_To do_
Leaving out only the pictures, write out all the entries exactly.

_Data shown_
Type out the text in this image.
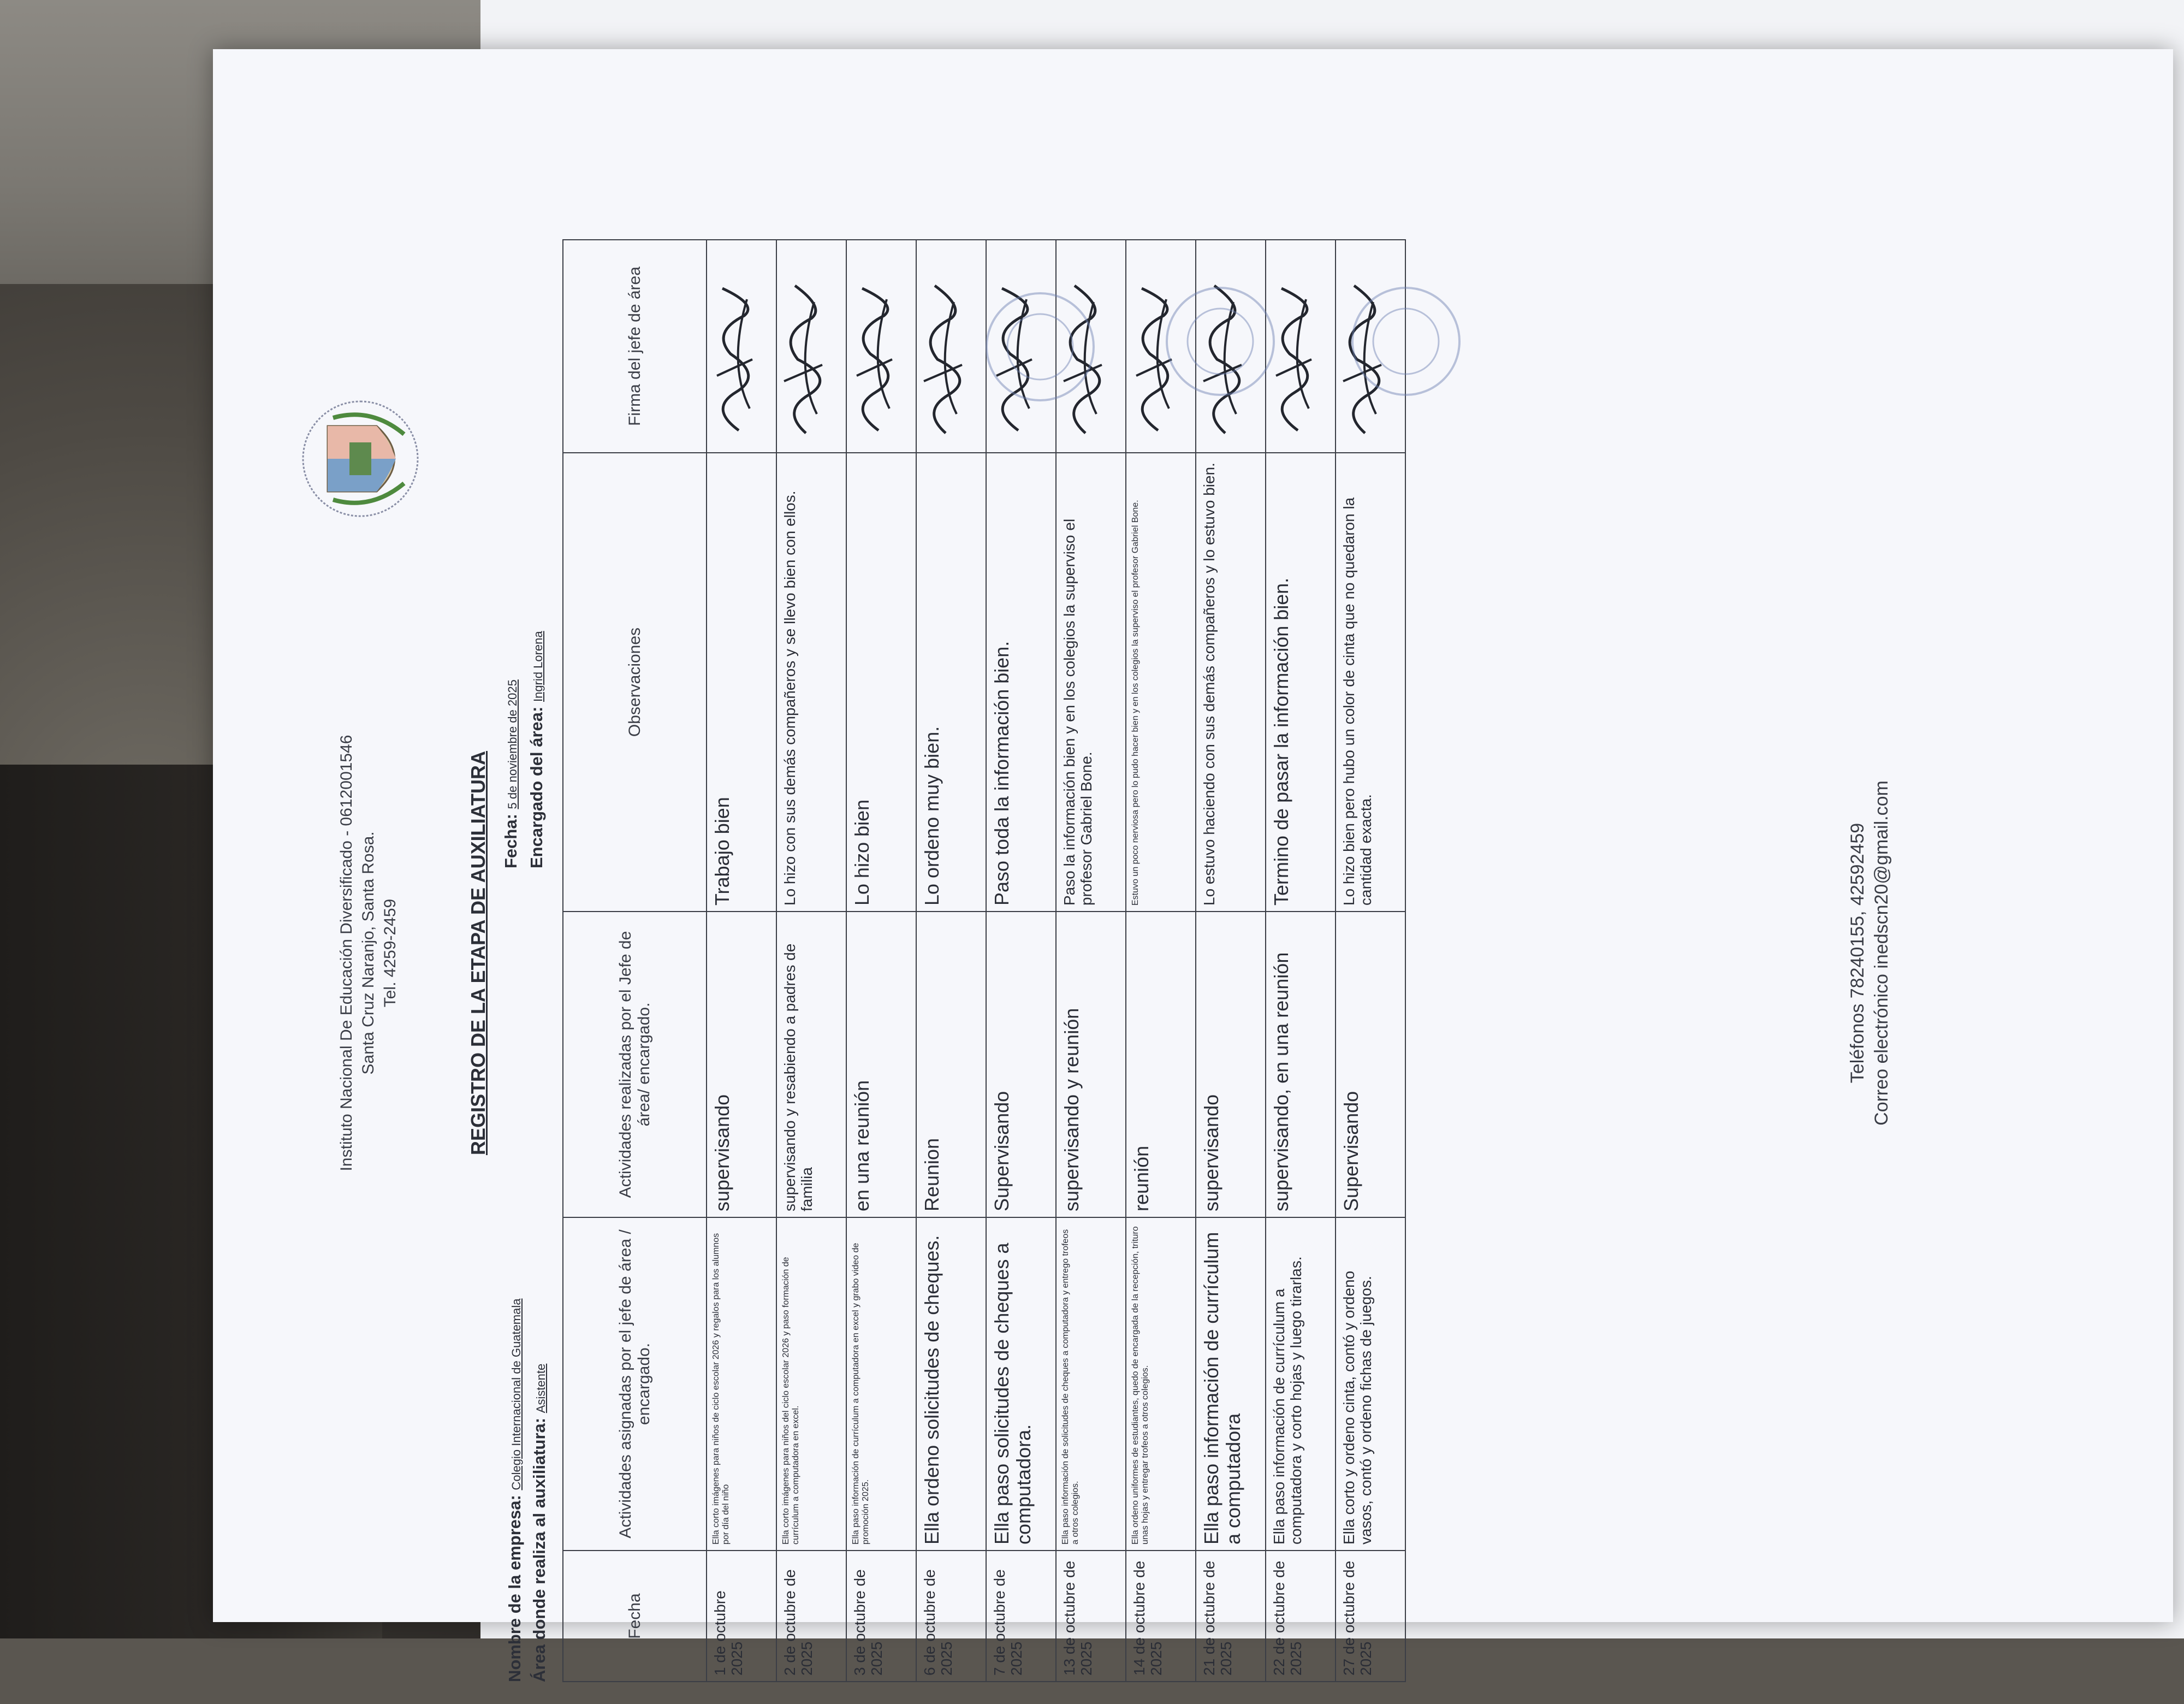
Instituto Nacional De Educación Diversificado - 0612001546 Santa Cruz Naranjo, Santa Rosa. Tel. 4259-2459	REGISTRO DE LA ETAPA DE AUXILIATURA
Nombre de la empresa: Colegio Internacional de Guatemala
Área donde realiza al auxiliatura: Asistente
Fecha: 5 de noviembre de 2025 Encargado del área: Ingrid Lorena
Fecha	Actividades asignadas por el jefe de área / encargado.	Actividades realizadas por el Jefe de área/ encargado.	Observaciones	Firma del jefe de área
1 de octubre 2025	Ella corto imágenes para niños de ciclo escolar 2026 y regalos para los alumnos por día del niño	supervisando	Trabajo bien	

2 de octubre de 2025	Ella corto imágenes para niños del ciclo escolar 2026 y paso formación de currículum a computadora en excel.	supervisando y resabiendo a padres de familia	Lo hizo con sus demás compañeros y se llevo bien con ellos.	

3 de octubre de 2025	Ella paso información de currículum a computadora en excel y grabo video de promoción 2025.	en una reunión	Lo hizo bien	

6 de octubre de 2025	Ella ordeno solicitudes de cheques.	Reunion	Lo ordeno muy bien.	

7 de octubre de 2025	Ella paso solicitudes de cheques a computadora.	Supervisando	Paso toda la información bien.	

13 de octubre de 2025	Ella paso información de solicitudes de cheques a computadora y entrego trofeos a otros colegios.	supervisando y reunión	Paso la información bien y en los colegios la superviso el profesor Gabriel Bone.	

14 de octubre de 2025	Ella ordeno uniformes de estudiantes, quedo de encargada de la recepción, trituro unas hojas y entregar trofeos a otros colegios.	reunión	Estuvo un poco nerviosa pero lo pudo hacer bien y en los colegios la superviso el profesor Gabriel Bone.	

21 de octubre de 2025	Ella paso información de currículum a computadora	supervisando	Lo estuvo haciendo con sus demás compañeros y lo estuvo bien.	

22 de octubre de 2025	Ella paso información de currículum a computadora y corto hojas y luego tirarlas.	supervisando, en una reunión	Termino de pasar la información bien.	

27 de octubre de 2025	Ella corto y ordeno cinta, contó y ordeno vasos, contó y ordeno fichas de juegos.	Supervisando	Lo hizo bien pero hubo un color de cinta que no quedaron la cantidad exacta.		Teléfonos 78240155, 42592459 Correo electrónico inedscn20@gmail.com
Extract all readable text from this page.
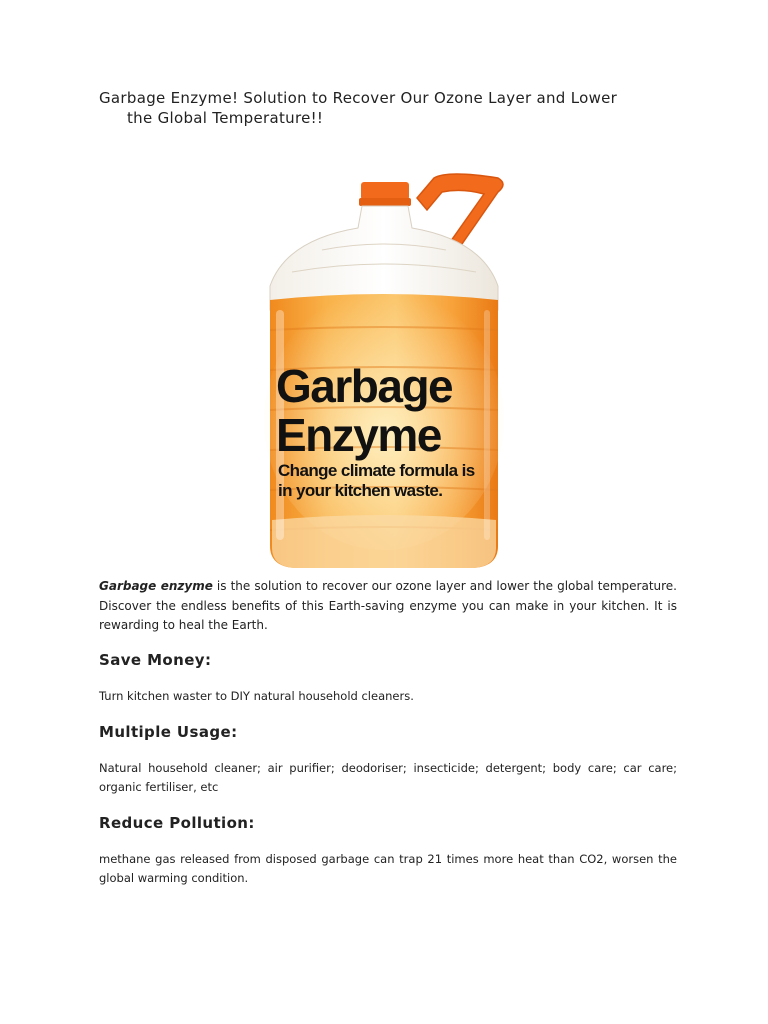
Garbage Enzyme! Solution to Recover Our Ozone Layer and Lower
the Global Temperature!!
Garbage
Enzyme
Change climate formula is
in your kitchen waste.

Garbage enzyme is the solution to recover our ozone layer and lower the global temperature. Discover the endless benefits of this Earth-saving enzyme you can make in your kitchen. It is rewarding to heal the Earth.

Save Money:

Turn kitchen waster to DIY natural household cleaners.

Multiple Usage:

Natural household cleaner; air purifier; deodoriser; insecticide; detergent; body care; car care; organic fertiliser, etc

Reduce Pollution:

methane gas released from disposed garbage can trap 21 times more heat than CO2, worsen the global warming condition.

_Answer to this exercise_
Type out the text in this image.
Instituto Nacional De Educación Diversificado - 0612001546 Santa Cruz Naranjo, Santa Rosa. Tel. 4259-2459	REGISTRO DE LA ETAPA DE AUXILIATURA
Nombre de la empresa: Colegio Internacional de Guatemala
Área donde realiza al auxiliatura: Asistente
Fecha: 5 de noviembre de 2025 Encargado del área: Ingrid Lorena
Fecha	Actividades asignadas por el jefe de área / encargado.	Actividades realizadas por el Jefe de área/ encargado.	Observaciones	Firma del jefe de área
1 de octubre 2025	Ella corto imágenes para niños de ciclo escolar 2026 y regalos para los alumnos por día del niño	supervisando	Trabajo bien	

2 de octubre de 2025	Ella corto imágenes para niños del ciclo escolar 2026 y paso formación de currículum a computadora en excel.	supervisando y resabiendo a padres de familia	Lo hizo con sus demás compañeros y se llevo bien con ellos.	

3 de octubre de 2025	Ella paso información de currículum a computadora en excel y grabo video de promoción 2025.	en una reunión	Lo hizo bien	

6 de octubre de 2025	Ella ordeno solicitudes de cheques.	Reunion	Lo ordeno muy bien.	

7 de octubre de 2025	Ella paso solicitudes de cheques a computadora.	Supervisando	Paso toda la información bien.	

13 de octubre de 2025	Ella paso información de solicitudes de cheques a computadora y entrego trofeos a otros colegios.	supervisando y reunión	Paso la información bien y en los colegios la superviso el profesor Gabriel Bone.	

14 de octubre de 2025	Ella ordeno uniformes de estudiantes, quedo de encargada de la recepción, trituro unas hojas y entregar trofeos a otros colegios.	reunión	Estuvo un poco nerviosa pero lo pudo hacer bien y en los colegios la superviso el profesor Gabriel Bone.	

21 de octubre de 2025	Ella paso información de currículum a computadora	supervisando	Lo estuvo haciendo con sus demás compañeros y lo estuvo bien.	

22 de octubre de 2025	Ella paso información de currículum a computadora y corto hojas y luego tirarlas.	supervisando, en una reunión	Termino de pasar la información bien.	

27 de octubre de 2025	Ella corto y ordeno cinta, contó y ordeno vasos, contó y ordeno fichas de juegos.	Supervisando	Lo hizo bien pero hubo un color de cinta que no quedaron la cantidad exacta.		Teléfonos 78240155, 42592459 Correo electrónico inedscn20@gmail.com
Extract all readable text from this page.
Garbage Enzyme! Solution to Recover Our Ozone Layer and Lower
the Global Temperature!!
Garbage
Enzyme
Change climate formula is
in your kitchen waste.

Garbage enzyme is the solution to recover our ozone layer and lower the global temperature. Discover the endless benefits of this Earth-saving enzyme you can make in your kitchen. It is rewarding to heal the Earth.

Save Money:

Turn kitchen waster to DIY natural household cleaners.

Multiple Usage:

Natural household cleaner; air purifier; deodoriser; insecticide; detergent; body care; car care; organic fertiliser, etc

Reduce Pollution:

methane gas released from disposed garbage can trap 21 times more heat than CO2, worsen the global warming condition.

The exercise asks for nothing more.